## BEGIN DATASET EXTRACT

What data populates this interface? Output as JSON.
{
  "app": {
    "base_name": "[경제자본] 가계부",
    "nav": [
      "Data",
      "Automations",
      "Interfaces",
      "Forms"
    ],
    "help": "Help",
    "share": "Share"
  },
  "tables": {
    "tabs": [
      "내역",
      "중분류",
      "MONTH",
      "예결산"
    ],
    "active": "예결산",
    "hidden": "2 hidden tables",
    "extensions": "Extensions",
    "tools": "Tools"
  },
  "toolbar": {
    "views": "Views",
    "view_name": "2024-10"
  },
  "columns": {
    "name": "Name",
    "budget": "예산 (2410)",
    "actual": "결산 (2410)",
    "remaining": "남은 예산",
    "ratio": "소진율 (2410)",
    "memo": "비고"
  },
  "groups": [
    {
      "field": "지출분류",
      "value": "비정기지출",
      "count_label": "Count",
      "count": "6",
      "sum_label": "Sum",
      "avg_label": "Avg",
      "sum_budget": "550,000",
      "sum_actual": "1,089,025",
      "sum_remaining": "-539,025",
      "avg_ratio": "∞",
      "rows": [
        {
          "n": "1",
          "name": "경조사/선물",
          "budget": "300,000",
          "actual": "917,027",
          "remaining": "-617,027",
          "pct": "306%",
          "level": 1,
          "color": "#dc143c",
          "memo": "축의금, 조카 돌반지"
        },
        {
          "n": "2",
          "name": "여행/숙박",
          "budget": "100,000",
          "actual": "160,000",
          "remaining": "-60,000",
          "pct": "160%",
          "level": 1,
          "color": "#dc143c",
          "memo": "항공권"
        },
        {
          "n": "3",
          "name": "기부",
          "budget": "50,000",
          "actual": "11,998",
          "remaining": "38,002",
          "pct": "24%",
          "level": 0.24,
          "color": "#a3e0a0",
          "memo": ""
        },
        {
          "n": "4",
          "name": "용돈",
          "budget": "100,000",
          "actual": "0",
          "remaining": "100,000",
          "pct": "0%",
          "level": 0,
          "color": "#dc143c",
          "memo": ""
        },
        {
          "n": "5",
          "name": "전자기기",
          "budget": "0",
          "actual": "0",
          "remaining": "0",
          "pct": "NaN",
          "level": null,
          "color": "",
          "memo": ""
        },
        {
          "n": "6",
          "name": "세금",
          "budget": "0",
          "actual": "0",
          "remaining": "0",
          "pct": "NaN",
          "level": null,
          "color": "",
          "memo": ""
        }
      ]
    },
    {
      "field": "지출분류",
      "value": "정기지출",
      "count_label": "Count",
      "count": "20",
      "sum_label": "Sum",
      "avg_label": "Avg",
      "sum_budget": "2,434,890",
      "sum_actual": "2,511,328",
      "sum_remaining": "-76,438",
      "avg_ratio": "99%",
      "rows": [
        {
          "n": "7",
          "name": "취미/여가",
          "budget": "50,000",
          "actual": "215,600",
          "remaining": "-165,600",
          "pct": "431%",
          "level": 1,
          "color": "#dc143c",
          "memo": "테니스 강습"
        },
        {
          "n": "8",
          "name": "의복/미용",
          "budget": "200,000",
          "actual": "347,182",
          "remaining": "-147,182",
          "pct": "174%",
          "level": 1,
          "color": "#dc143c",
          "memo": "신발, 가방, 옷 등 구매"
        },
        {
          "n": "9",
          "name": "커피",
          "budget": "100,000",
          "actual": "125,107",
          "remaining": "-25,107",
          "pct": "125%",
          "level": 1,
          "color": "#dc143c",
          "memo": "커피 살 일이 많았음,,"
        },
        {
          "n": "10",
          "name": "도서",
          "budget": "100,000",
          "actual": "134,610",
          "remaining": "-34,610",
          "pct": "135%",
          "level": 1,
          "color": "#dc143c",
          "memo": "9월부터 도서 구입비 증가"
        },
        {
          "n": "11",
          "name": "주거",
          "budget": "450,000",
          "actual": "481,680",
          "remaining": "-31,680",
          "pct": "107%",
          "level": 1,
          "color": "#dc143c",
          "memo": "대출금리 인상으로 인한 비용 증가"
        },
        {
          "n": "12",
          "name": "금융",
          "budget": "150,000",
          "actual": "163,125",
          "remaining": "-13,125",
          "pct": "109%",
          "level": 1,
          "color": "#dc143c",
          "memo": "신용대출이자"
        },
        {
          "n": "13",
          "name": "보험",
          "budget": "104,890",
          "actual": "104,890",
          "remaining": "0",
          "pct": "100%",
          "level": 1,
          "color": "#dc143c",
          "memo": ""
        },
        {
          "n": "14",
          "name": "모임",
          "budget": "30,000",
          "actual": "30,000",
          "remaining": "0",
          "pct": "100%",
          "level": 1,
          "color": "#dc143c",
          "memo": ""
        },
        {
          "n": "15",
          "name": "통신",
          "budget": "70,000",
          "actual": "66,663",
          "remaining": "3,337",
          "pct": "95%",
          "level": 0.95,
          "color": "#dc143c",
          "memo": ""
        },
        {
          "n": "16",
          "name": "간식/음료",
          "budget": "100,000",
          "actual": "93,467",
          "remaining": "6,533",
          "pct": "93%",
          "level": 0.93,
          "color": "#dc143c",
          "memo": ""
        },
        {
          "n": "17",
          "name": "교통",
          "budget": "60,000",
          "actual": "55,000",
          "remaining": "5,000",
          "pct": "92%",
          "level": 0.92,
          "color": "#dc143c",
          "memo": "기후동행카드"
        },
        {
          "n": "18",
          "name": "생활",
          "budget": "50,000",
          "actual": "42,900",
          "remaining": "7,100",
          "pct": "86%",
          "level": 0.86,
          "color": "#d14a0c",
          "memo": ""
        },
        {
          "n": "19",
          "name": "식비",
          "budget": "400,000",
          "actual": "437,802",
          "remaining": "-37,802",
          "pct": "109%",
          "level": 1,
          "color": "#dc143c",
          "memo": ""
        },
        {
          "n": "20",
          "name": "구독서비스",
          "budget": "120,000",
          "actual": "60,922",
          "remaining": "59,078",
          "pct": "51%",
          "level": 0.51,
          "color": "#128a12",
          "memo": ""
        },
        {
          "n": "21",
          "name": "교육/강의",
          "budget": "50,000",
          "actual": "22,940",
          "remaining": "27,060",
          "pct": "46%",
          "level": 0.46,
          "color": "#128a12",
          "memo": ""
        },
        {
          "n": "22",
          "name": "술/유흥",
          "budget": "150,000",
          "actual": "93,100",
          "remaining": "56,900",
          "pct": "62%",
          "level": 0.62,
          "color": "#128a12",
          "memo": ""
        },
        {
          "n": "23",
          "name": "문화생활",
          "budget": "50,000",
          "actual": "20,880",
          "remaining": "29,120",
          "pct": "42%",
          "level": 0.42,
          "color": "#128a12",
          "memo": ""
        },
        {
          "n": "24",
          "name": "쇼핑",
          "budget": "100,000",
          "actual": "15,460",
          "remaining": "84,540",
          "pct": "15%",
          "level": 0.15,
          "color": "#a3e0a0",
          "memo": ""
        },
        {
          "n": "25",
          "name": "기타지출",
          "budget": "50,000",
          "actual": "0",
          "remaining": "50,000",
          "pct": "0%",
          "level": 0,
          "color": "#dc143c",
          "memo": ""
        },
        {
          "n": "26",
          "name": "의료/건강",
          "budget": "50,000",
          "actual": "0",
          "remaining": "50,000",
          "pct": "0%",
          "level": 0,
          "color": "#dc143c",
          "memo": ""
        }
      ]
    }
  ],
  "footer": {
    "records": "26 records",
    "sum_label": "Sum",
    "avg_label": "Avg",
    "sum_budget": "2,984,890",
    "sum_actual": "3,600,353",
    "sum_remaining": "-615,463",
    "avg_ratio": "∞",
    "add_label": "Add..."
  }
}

## END DATASET EXTRACT

#### [WHAT IS REQUIRED]
Copy the entries above exactly, leaving none out.

#### [TASK SOLUTION]
What data populates this interface? Output as JSON.
{
  "app": {
    "base_name": "[경제자본] 가계부",
    "nav": [
      "Data",
      "Automations",
      "Interfaces",
      "Forms"
    ],
    "help": "Help",
    "share": "Share"
  },
  "tables": {
    "tabs": [
      "내역",
      "중분류",
      "MONTH",
      "예결산"
    ],
    "active": "예결산",
    "hidden": "2 hidden tables",
    "extensions": "Extensions",
    "tools": "Tools"
  },
  "toolbar": {
    "views": "Views",
    "view_name": "2024-10"
  },
  "columns": {
    "name": "Name",
    "budget": "예산 (2410)",
    "actual": "결산 (2410)",
    "remaining": "남은 예산",
    "ratio": "소진율 (2410)",
    "memo": "비고"
  },
  "groups": [
    {
      "field": "지출분류",
      "value": "비정기지출",
      "count_label": "Count",
      "count": "6",
      "sum_label": "Sum",
      "avg_label": "Avg",
      "sum_budget": "550,000",
      "sum_actual": "1,089,025",
      "sum_remaining": "-539,025",
      "avg_ratio": "∞",
      "rows": [
        {
          "n": "1",
          "name": "경조사/선물",
          "budget": "300,000",
          "actual": "917,027",
          "remaining": "-617,027",
          "pct": "306%",
          "level": 1,
          "color": "#dc143c",
          "memo": "축의금, 조카 돌반지"
        },
        {
          "n": "2",
          "name": "여행/숙박",
          "budget": "100,000",
          "actual": "160,000",
          "remaining": "-60,000",
          "pct": "160%",
          "level": 1,
          "color": "#dc143c",
          "memo": "항공권"
        },
        {
          "n": "3",
          "name": "기부",
          "budget": "50,000",
          "actual": "11,998",
          "remaining": "38,002",
          "pct": "24%",
          "level": 0.24,
          "color": "#a3e0a0",
          "memo": ""
        },
        {
          "n": "4",
          "name": "용돈",
          "budget": "100,000",
          "actual": "0",
          "remaining": "100,000",
          "pct": "0%",
          "level": 0,
          "color": "#dc143c",
          "memo": ""
        },
        {
          "n": "5",
          "name": "전자기기",
          "budget": "0",
          "actual": "0",
          "remaining": "0",
          "pct": "NaN",
          "level": null,
          "color": "",
          "memo": ""
        },
        {
          "n": "6",
          "name": "세금",
          "budget": "0",
          "actual": "0",
          "remaining": "0",
          "pct": "NaN",
          "level": null,
          "color": "",
          "memo": ""
        }
      ]
    },
    {
      "field": "지출분류",
      "value": "정기지출",
      "count_label": "Count",
      "count": "20",
      "sum_label": "Sum",
      "avg_label": "Avg",
      "sum_budget": "2,434,890",
      "sum_actual": "2,511,328",
      "sum_remaining": "-76,438",
      "avg_ratio": "99%",
      "rows": [
        {
          "n": "7",
          "name": "취미/여가",
          "budget": "50,000",
          "actual": "215,600",
          "remaining": "-165,600",
          "pct": "431%",
          "level": 1,
          "color": "#dc143c",
          "memo": "테니스 강습"
        },
        {
          "n": "8",
          "name": "의복/미용",
          "budget": "200,000",
          "actual": "347,182",
          "remaining": "-147,182",
          "pct": "174%",
          "level": 1,
          "color": "#dc143c",
          "memo": "신발, 가방, 옷 등 구매"
        },
        {
          "n": "9",
          "name": "커피",
          "budget": "100,000",
          "actual": "125,107",
          "remaining": "-25,107",
          "pct": "125%",
          "level": 1,
          "color": "#dc143c",
          "memo": "커피 살 일이 많았음,,"
        },
        {
          "n": "10",
          "name": "도서",
          "budget": "100,000",
          "actual": "134,610",
          "remaining": "-34,610",
          "pct": "135%",
          "level": 1,
          "color": "#dc143c",
          "memo": "9월부터 도서 구입비 증가"
        },
        {
          "n": "11",
          "name": "주거",
          "budget": "450,000",
          "actual": "481,680",
          "remaining": "-31,680",
          "pct": "107%",
          "level": 1,
          "color": "#dc143c",
          "memo": "대출금리 인상으로 인한 비용 증가"
        },
        {
          "n": "12",
          "name": "금융",
          "budget": "150,000",
          "actual": "163,125",
          "remaining": "-13,125",
          "pct": "109%",
          "level": 1,
          "color": "#dc143c",
          "memo": "신용대출이자"
        },
        {
          "n": "13",
          "name": "보험",
          "budget": "104,890",
          "actual": "104,890",
          "remaining": "0",
          "pct": "100%",
          "level": 1,
          "color": "#dc143c",
          "memo": ""
        },
        {
          "n": "14",
          "name": "모임",
          "budget": "30,000",
          "actual": "30,000",
          "remaining": "0",
          "pct": "100%",
          "level": 1,
          "color": "#dc143c",
          "memo": ""
        },
        {
          "n": "15",
          "name": "통신",
          "budget": "70,000",
          "actual": "66,663",
          "remaining": "3,337",
          "pct": "95%",
          "level": 0.95,
          "color": "#dc143c",
          "memo": ""
        },
        {
          "n": "16",
          "name": "간식/음료",
          "budget": "100,000",
          "actual": "93,467",
          "remaining": "6,533",
          "pct": "93%",
          "level": 0.93,
          "color": "#dc143c",
          "memo": ""
        },
        {
          "n": "17",
          "name": "교통",
          "budget": "60,000",
          "actual": "55,000",
          "remaining": "5,000",
          "pct": "92%",
          "level": 0.92,
          "color": "#dc143c",
          "memo": "기후동행카드"
        },
        {
          "n": "18",
          "name": "생활",
          "budget": "50,000",
          "actual": "42,900",
          "remaining": "7,100",
          "pct": "86%",
          "level": 0.86,
          "color": "#d14a0c",
          "memo": ""
        },
        {
          "n": "19",
          "name": "식비",
          "budget": "400,000",
          "actual": "437,802",
          "remaining": "-37,802",
          "pct": "109%",
          "level": 1,
          "color": "#dc143c",
          "memo": ""
        },
        {
          "n": "20",
          "name": "구독서비스",
          "budget": "120,000",
          "actual": "60,922",
          "remaining": "59,078",
          "pct": "51%",
          "level": 0.51,
          "color": "#128a12",
          "memo": ""
        },
        {
          "n": "21",
          "name": "교육/강의",
          "budget": "50,000",
          "actual": "22,940",
          "remaining": "27,060",
          "pct": "46%",
          "level": 0.46,
          "color": "#128a12",
          "memo": ""
        },
        {
          "n": "22",
          "name": "술/유흥",
          "budget": "150,000",
          "actual": "93,100",
          "remaining": "56,900",
          "pct": "62%",
          "level": 0.62,
          "color": "#128a12",
          "memo": ""
        },
        {
          "n": "23",
          "name": "문화생활",
          "budget": "50,000",
          "actual": "20,880",
          "remaining": "29,120",
          "pct": "42%",
          "level": 0.42,
          "color": "#128a12",
          "memo": ""
        },
        {
          "n": "24",
          "name": "쇼핑",
          "budget": "100,000",
          "actual": "15,460",
          "remaining": "84,540",
          "pct": "15%",
          "level": 0.15,
          "color": "#a3e0a0",
          "memo": ""
        },
        {
          "n": "25",
          "name": "기타지출",
          "budget": "50,000",
          "actual": "0",
          "remaining": "50,000",
          "pct": "0%",
          "level": 0,
          "color": "#dc143c",
          "memo": ""
        },
        {
          "n": "26",
          "name": "의료/건강",
          "budget": "50,000",
          "actual": "0",
          "remaining": "50,000",
          "pct": "0%",
          "level": 0,
          "color": "#dc143c",
          "memo": ""
        }
      ]
    }
  ],
  "footer": {
    "records": "26 records",
    "sum_label": "Sum",
    "avg_label": "Avg",
    "sum_budget": "2,984,890",
    "sum_actual": "3,600,353",
    "sum_remaining": "-615,463",
    "avg_ratio": "∞",
    "add_label": "Add..."
  }
}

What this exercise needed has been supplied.